**Task requirements**.
Retype the records below word for word and omit any image.

--------------------------------------------------

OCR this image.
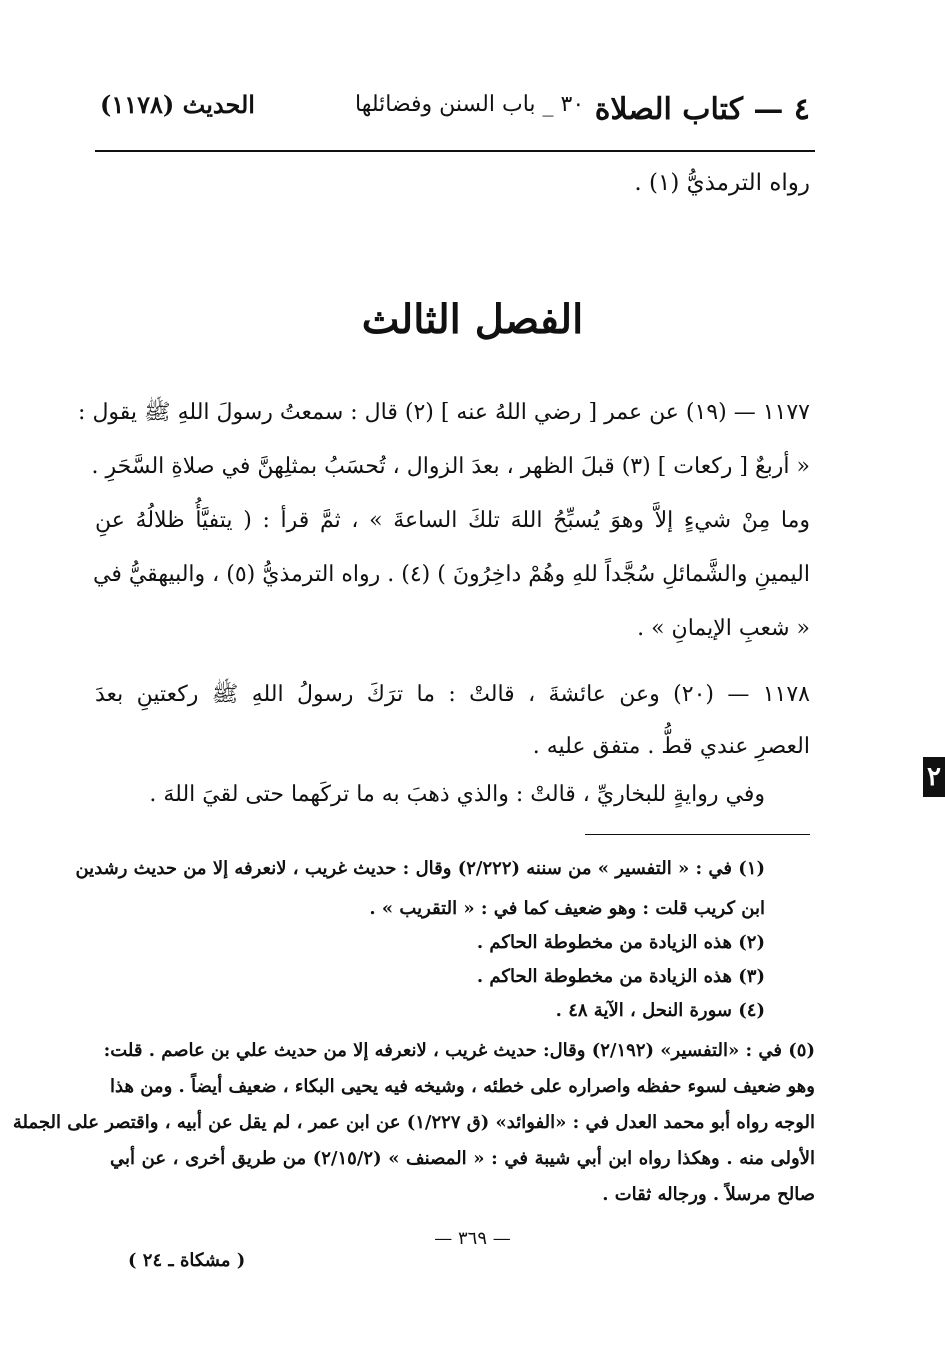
٤ — كتاب الصلاة
٣٠ _ باب السنن وفضائلها
الحديث (١١٧٨)
رواه الترمذيُّ (١) .
الفصل الثالث
١١٧٧ — (١٩) عن عمر [ رضي اللهُ عنه ] (٢) قال : سمعتُ رسولَ اللهِ ﷺ يقول :
« أربعٌ [ ركعات ] (٣) قبلَ الظهر ، بعدَ الزوال ، تُحسَبُ بمثلِهنَّ في صلاةِ السَّحَرِ .
وما مِنْ شيءٍ إلاَّ وهوَ يُسبِّحُ اللهَ تلكَ الساعةَ » ، ثمَّ قرأ : ( يتفيَّأُ ظلالُهُ عنِ
اليمينِ والشَّمائلِ سُجَّداً للهِ وهُمْ داخِرُونَ ) (٤) . رواه الترمذيُّ (٥) ، والبيهقيُّ في
« شعبِ الإيمانِ » .
١١٧٨ — (٢٠) وعن عائشةَ ، قالتْ : ما ترَكَ رسولُ اللهِ ﷺ ركعتينِ بعدَ
العصرِ عندي قطُّ . متفق عليه .
وفي روايةٍ للبخاريِّ ، قالتْ : والذي ذهبَ به ما تركَهما حتى لقيَ اللهَ .
(١) في : « التفسير » من سننه (٢/٢٢٢) وقال : حديث غريب ، لانعرفه إلا من حديث رشدين
ابن كريب قلت : وهو ضعيف كما في : « التقريب » .
(٢) هذه الزيادة من مخطوطة الحاكم .
(٣) هذه الزيادة من مخطوطة الحاكم .
(٤) سورة النحل ، الآية ٤٨ .
(٥) في : «التفسير» (٢/١٩٢) وقال: حديث غريب ، لانعرفه إلا من حديث علي بن عاصم . قلت:
وهو ضعيف لسوء حفظه واصراره على خطئه ، وشيخه فيه يحيى البكاء ، ضعيف أيضاً . ومن هذا
الوجه رواه أبو محمد العدل في : «الفوائد» (ق ١/٢٢٧) عن ابن عمر ، لم يقل عن أبيه ، واقتصر على الجملة
الأولى منه . وهكذا رواه ابن أبي شيبة في : « المصنف » (٢/١٥/٢) من طريق أخرى ، عن أبي
صالح مرسلاً . ورجاله ثقات .
— ٣٦٩ —
( مشكاة ـ ٢٤ )
٢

--------------------------------------------------

**The solution**.
OCR this image.
٤ — كتاب الصلاة
٣٠ _ باب السنن وفضائلها
الحديث (١١٧٨)
رواه الترمذيُّ (١) .
الفصل الثالث
١١٧٧ — (١٩) عن عمر [ رضي اللهُ عنه ] (٢) قال : سمعتُ رسولَ اللهِ ﷺ يقول :
« أربعٌ [ ركعات ] (٣) قبلَ الظهر ، بعدَ الزوال ، تُحسَبُ بمثلِهنَّ في صلاةِ السَّحَرِ .
وما مِنْ شيءٍ إلاَّ وهوَ يُسبِّحُ اللهَ تلكَ الساعةَ » ، ثمَّ قرأ : ( يتفيَّأُ ظلالُهُ عنِ
اليمينِ والشَّمائلِ سُجَّداً للهِ وهُمْ داخِرُونَ ) (٤) . رواه الترمذيُّ (٥) ، والبيهقيُّ في
« شعبِ الإيمانِ » .
١١٧٨ — (٢٠) وعن عائشةَ ، قالتْ : ما ترَكَ رسولُ اللهِ ﷺ ركعتينِ بعدَ
العصرِ عندي قطُّ . متفق عليه .
وفي روايةٍ للبخاريِّ ، قالتْ : والذي ذهبَ به ما تركَهما حتى لقيَ اللهَ .
(١) في : « التفسير » من سننه (٢/٢٢٢) وقال : حديث غريب ، لانعرفه إلا من حديث رشدين
ابن كريب قلت : وهو ضعيف كما في : « التقريب » .
(٢) هذه الزيادة من مخطوطة الحاكم .
(٣) هذه الزيادة من مخطوطة الحاكم .
(٤) سورة النحل ، الآية ٤٨ .
(٥) في : «التفسير» (٢/١٩٢) وقال: حديث غريب ، لانعرفه إلا من حديث علي بن عاصم . قلت:
وهو ضعيف لسوء حفظه واصراره على خطئه ، وشيخه فيه يحيى البكاء ، ضعيف أيضاً . ومن هذا
الوجه رواه أبو محمد العدل في : «الفوائد» (ق ١/٢٢٧) عن ابن عمر ، لم يقل عن أبيه ، واقتصر على الجملة
الأولى منه . وهكذا رواه ابن أبي شيبة في : « المصنف » (٢/١٥/٢) من طريق أخرى ، عن أبي
صالح مرسلاً . ورجاله ثقات .
— ٣٦٩ —
( مشكاة ـ ٢٤ )
٢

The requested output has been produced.